» What is asked: Replace every "interactable" in the data below with "clickable" and repeat the lines with no other changes. Omit the pictures from your answer.

** Start of Material provided **

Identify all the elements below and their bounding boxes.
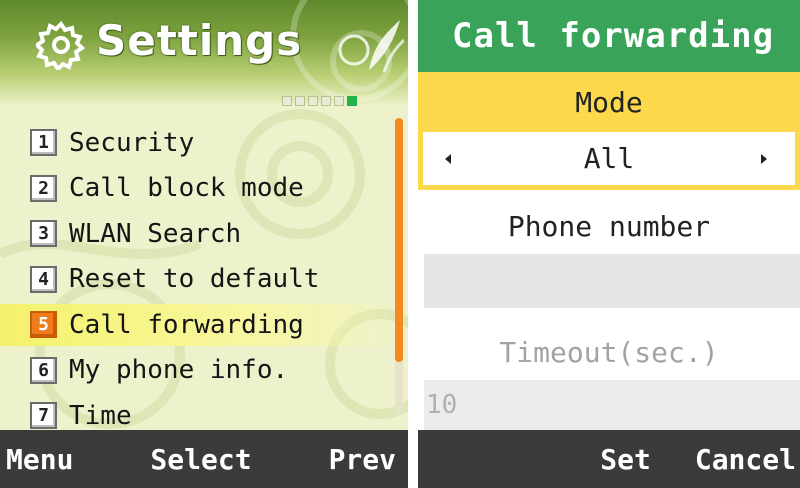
menu-item-label: WLAN Search (69, 218, 242, 249)
call-forwarding-title: Call forwarding (418, 0, 800, 72)
menu-item-number: 1 (30, 129, 57, 157)
arrow-right-icon[interactable] (761, 153, 767, 164)
settings-header: Settings (0, 0, 408, 104)
timeout-input[interactable]: 10 (424, 380, 800, 430)
settings-softkey-bar: Menu Select Prev (0, 430, 408, 488)
menu-item-label: Call forwarding (69, 309, 304, 340)
menu-item-wlan-search[interactable]: 3 WLAN Search (30, 211, 392, 257)
menu-item-reset-to-default[interactable]: 4 Reset to default (30, 257, 392, 303)
menu-item-call-forwarding[interactable]: 5 Call forwarding (0, 302, 402, 348)
gear-icon (36, 20, 86, 70)
call-forwarding-softkey-bar: Set Cancel (418, 430, 800, 488)
menu-item-my-phone-info[interactable]: 6 My phone info. (30, 348, 392, 394)
softkey-set[interactable]: Set (600, 443, 651, 476)
mode-selector[interactable]: All (418, 132, 800, 190)
timeout-label: Timeout(sec.) (499, 335, 719, 369)
menu-item-number: 7 (30, 402, 57, 430)
softkey-prev[interactable]: Prev (329, 443, 396, 476)
leaf-decoration-icon (338, 20, 404, 73)
menu-item-security[interactable]: 1 Security (30, 120, 392, 166)
settings-screen: Settings 1 Security 2 Call block mode 3 … (0, 0, 408, 488)
menu-item-number: 3 (30, 220, 57, 248)
settings-menu: 1 Security 2 Call block mode 3 WLAN Sear… (0, 120, 402, 439)
menu-item-number: 2 (30, 174, 57, 202)
menu-scrollbar[interactable] (395, 118, 403, 414)
scrollbar-thumb[interactable] (395, 118, 403, 362)
arrow-left-icon[interactable] (445, 153, 451, 164)
phone-number-input[interactable] (424, 254, 800, 308)
menu-item-call-block-mode[interactable]: 2 Call block mode (30, 166, 392, 212)
phone-number-label: Phone number (507, 209, 711, 243)
mode-label: Mode (418, 72, 800, 132)
menu-item-number: 4 (30, 265, 57, 293)
softkey-cancel[interactable]: Cancel (695, 443, 796, 476)
softkey-select[interactable]: Select (150, 443, 251, 476)
call-forwarding-screen: Call forwarding Mode All Phone number Ti… (418, 0, 800, 488)
menu-item-label: Reset to default (69, 264, 320, 295)
mode-value: All (583, 142, 635, 175)
softkey-menu[interactable]: Menu (6, 443, 73, 476)
menu-item-number: 5 (30, 311, 57, 339)
menu-item-label: Security (69, 127, 195, 158)
menu-item-label: Call block mode (69, 173, 304, 204)
settings-title: Settings (96, 16, 303, 65)
menu-item-number: 6 (30, 356, 57, 384)
menu-item-label: Time (69, 400, 132, 431)
menu-item-label: My phone info. (69, 355, 289, 386)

** End of Material provided **

» Solution:
Identify all the elements below and their bounding boxes.
menu-item-label: WLAN Search (69, 218, 242, 249)
call-forwarding-title: Call forwarding (418, 0, 800, 72)
menu-item-number: 1 (30, 129, 57, 157)
arrow-right-icon[clickable] (761, 153, 767, 164)
settings-header: Settings (0, 0, 408, 104)
timeout-input[clickable]: 10 (424, 380, 800, 430)
settings-softkey-bar: Menu Select Prev (0, 430, 408, 488)
menu-item-label: Call forwarding (69, 309, 304, 340)
menu-item-wlan-search[clickable]: 3 WLAN Search (30, 211, 392, 257)
menu-item-reset-to-default[clickable]: 4 Reset to default (30, 257, 392, 303)
menu-item-call-forwarding[clickable]: 5 Call forwarding (0, 302, 402, 348)
gear-icon (36, 20, 86, 70)
call-forwarding-softkey-bar: Set Cancel (418, 430, 800, 488)
menu-item-my-phone-info[clickable]: 6 My phone info. (30, 348, 392, 394)
softkey-set[clickable]: Set (600, 443, 651, 476)
mode-selector[clickable]: All (418, 132, 800, 190)
timeout-label: Timeout(sec.) (499, 335, 719, 369)
menu-item-number: 7 (30, 402, 57, 430)
softkey-prev[clickable]: Prev (329, 443, 396, 476)
leaf-decoration-icon (338, 20, 404, 73)
menu-item-security[clickable]: 1 Security (30, 120, 392, 166)
settings-screen: Settings 1 Security 2 Call block mode 3 … (0, 0, 408, 488)
menu-item-number: 3 (30, 220, 57, 248)
settings-menu: 1 Security 2 Call block mode 3 WLAN Sear… (0, 120, 402, 439)
menu-item-number: 2 (30, 174, 57, 202)
menu-scrollbar[clickable] (395, 118, 403, 414)
scrollbar-thumb[clickable] (395, 118, 403, 362)
arrow-left-icon[clickable] (445, 153, 451, 164)
phone-number-input[clickable] (424, 254, 800, 308)
menu-item-call-block-mode[clickable]: 2 Call block mode (30, 166, 392, 212)
phone-number-label: Phone number (507, 209, 711, 243)
mode-label: Mode (418, 72, 800, 132)
menu-item-number: 4 (30, 265, 57, 293)
softkey-cancel[clickable]: Cancel (695, 443, 796, 476)
softkey-select[clickable]: Select (150, 443, 251, 476)
call-forwarding-screen: Call forwarding Mode All Phone number Ti… (418, 0, 800, 488)
menu-item-label: Reset to default (69, 264, 320, 295)
mode-value: All (583, 142, 635, 175)
softkey-menu[clickable]: Menu (6, 443, 73, 476)
menu-item-number: 5 (30, 311, 57, 339)
menu-item-label: Security (69, 127, 195, 158)
menu-item-label: Call block mode (69, 173, 304, 204)
settings-title: Settings (96, 16, 303, 65)
menu-item-number: 6 (30, 356, 57, 384)
menu-item-label: Time (69, 400, 132, 431)
menu-item-label: My phone info. (69, 355, 289, 386)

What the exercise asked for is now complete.